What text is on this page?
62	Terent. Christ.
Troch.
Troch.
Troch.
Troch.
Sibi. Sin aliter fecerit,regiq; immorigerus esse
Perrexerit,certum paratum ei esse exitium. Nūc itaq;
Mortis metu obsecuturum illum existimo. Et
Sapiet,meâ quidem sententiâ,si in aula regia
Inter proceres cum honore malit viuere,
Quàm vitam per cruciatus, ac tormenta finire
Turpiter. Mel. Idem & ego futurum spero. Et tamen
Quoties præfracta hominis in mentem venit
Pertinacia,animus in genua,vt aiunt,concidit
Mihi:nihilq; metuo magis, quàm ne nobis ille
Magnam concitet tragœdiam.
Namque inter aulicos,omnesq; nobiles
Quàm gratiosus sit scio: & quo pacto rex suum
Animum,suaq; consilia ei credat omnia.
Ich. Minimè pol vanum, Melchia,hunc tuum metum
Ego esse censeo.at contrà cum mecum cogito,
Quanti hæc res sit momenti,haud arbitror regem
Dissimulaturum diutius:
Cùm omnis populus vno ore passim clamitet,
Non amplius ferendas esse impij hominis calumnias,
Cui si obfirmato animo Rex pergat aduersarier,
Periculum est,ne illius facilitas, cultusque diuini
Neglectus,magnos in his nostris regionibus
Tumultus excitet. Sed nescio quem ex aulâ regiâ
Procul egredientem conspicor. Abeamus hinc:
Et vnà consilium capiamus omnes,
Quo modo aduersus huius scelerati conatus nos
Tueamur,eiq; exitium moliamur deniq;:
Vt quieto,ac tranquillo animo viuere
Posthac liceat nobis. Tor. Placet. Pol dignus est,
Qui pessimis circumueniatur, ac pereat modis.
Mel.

........

**What the task asks**
Reproduce the listing shown above in its entirety, exactly.

**Task output**
What text is on this page?
62	Terent. Christ.
Troch.
Troch.
Troch.
Troch.
Sibi. Sin aliter fecerit,regiq; immorigerus esse
Perrexerit,certum paratum ei esse exitium. Nūc itaq;
Mortis metu obsecuturum illum existimo. Et
Sapiet,meâ quidem sententiâ,si in aula regia
Inter proceres cum honore malit viuere,
Quàm vitam per cruciatus, ac tormenta finire
Turpiter. Mel. Idem & ego futurum spero. Et tamen
Quoties præfracta hominis in mentem venit
Pertinacia,animus in genua,vt aiunt,concidit
Mihi:nihilq; metuo magis, quàm ne nobis ille
Magnam concitet tragœdiam.
Namque inter aulicos,omnesq; nobiles
Quàm gratiosus sit scio: & quo pacto rex suum
Animum,suaq; consilia ei credat omnia.
Ich. Minimè pol vanum, Melchia,hunc tuum metum
Ego esse censeo.at contrà cum mecum cogito,
Quanti hæc res sit momenti,haud arbitror regem
Dissimulaturum diutius:
Cùm omnis populus vno ore passim clamitet,
Non amplius ferendas esse impij hominis calumnias,
Cui si obfirmato animo Rex pergat aduersarier,
Periculum est,ne illius facilitas, cultusque diuini
Neglectus,magnos in his nostris regionibus
Tumultus excitet. Sed nescio quem ex aulâ regiâ
Procul egredientem conspicor. Abeamus hinc:
Et vnà consilium capiamus omnes,
Quo modo aduersus huius scelerati conatus nos
Tueamur,eiq; exitium moliamur deniq;:
Vt quieto,ac tranquillo animo viuere
Posthac liceat nobis. Tor. Placet. Pol dignus est,
Qui pessimis circumueniatur, ac pereat modis.
Mel.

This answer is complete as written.